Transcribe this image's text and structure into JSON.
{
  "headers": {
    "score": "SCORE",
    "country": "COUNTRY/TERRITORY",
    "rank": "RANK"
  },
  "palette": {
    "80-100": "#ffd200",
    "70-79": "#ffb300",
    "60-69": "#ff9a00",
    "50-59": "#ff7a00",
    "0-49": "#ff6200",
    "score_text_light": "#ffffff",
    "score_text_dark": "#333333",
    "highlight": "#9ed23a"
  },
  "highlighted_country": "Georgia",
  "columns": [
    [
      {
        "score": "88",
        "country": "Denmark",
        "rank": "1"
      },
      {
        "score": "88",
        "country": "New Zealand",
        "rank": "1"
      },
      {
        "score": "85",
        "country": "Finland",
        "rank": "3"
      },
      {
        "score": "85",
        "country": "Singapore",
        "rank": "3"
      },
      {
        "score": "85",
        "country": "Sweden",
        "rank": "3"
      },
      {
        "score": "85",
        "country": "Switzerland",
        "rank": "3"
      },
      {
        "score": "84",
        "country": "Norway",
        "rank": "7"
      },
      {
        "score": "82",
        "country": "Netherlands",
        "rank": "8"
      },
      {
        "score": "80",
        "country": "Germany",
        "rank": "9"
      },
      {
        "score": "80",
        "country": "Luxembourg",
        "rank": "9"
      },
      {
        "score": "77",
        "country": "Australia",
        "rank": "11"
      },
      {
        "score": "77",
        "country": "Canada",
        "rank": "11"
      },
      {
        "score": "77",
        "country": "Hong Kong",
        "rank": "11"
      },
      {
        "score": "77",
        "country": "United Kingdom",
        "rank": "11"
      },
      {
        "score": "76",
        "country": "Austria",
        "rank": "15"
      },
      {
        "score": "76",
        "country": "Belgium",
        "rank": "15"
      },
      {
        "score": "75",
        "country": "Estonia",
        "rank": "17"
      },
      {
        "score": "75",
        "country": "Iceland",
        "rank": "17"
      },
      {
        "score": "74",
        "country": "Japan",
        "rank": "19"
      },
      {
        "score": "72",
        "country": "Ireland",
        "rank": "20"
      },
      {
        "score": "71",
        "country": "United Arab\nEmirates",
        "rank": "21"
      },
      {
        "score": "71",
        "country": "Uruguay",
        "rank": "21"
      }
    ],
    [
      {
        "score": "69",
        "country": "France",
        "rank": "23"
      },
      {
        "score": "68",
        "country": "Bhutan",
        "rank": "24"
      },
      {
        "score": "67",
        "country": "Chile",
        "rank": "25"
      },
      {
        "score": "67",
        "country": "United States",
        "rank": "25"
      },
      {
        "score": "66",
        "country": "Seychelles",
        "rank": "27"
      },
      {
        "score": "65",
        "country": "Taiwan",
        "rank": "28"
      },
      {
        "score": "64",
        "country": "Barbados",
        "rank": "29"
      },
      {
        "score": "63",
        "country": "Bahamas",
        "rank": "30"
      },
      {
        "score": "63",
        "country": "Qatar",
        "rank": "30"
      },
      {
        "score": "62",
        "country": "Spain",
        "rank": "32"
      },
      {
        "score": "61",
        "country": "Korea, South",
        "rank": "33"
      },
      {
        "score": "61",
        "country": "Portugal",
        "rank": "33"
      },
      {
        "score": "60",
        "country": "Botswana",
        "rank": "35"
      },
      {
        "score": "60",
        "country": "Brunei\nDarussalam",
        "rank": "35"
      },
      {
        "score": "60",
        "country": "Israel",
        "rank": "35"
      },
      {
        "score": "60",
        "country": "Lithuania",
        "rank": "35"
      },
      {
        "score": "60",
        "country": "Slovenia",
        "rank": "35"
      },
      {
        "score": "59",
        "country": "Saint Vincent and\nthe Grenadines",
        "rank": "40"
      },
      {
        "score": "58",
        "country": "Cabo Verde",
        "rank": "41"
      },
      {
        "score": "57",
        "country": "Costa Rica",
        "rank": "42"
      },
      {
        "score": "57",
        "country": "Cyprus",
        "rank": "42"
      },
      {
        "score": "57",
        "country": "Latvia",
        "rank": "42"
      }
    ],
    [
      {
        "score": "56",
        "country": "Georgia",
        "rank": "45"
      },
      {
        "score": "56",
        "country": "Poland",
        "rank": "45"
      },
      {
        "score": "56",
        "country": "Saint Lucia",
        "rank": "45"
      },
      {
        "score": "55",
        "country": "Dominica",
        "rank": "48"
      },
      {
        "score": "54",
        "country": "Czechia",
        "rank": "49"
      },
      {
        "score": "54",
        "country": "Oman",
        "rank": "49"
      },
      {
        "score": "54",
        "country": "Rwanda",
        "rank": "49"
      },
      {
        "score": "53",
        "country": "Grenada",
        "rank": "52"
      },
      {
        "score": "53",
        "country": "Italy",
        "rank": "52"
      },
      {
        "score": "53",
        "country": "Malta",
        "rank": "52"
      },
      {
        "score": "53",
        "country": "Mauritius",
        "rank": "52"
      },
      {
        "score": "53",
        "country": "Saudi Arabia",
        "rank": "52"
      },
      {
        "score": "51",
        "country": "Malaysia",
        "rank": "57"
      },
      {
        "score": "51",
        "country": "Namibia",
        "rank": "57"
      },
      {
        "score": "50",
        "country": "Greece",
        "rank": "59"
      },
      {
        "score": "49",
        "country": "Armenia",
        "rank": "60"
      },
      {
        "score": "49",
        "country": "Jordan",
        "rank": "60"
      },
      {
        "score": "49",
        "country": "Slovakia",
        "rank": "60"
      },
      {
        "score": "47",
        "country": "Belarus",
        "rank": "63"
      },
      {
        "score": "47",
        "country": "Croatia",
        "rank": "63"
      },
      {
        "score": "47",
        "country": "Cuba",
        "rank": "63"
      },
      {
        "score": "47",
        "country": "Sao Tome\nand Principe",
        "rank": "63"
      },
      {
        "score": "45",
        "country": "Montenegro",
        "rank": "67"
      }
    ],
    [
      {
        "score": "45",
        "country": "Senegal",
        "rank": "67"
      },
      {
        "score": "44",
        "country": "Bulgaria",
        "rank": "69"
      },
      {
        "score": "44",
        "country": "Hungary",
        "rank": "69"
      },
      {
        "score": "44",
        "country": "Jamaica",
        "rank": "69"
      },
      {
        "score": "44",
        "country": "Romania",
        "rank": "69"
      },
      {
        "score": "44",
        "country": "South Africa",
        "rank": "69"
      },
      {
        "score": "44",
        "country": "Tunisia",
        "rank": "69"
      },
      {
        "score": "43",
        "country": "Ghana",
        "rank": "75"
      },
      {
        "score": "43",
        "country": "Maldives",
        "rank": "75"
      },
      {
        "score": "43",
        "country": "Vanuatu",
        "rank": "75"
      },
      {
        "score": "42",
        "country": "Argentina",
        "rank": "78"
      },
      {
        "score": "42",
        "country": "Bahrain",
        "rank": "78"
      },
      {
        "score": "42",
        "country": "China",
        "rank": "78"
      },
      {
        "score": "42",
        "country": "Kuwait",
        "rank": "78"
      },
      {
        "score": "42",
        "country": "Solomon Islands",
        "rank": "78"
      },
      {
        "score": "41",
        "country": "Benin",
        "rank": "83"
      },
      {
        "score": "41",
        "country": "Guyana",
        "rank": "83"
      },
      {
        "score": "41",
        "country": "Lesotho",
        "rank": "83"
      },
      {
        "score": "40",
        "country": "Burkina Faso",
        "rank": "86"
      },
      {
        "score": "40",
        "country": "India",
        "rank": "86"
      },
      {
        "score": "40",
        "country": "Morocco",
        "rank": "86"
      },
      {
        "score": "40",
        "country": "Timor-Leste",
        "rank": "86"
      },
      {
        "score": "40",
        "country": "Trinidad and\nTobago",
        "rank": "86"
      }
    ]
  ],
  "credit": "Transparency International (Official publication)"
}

Required task »
Lines of the listing that contain the word "Georgia" are to be counted; report only their number.

Answer to this problem »
2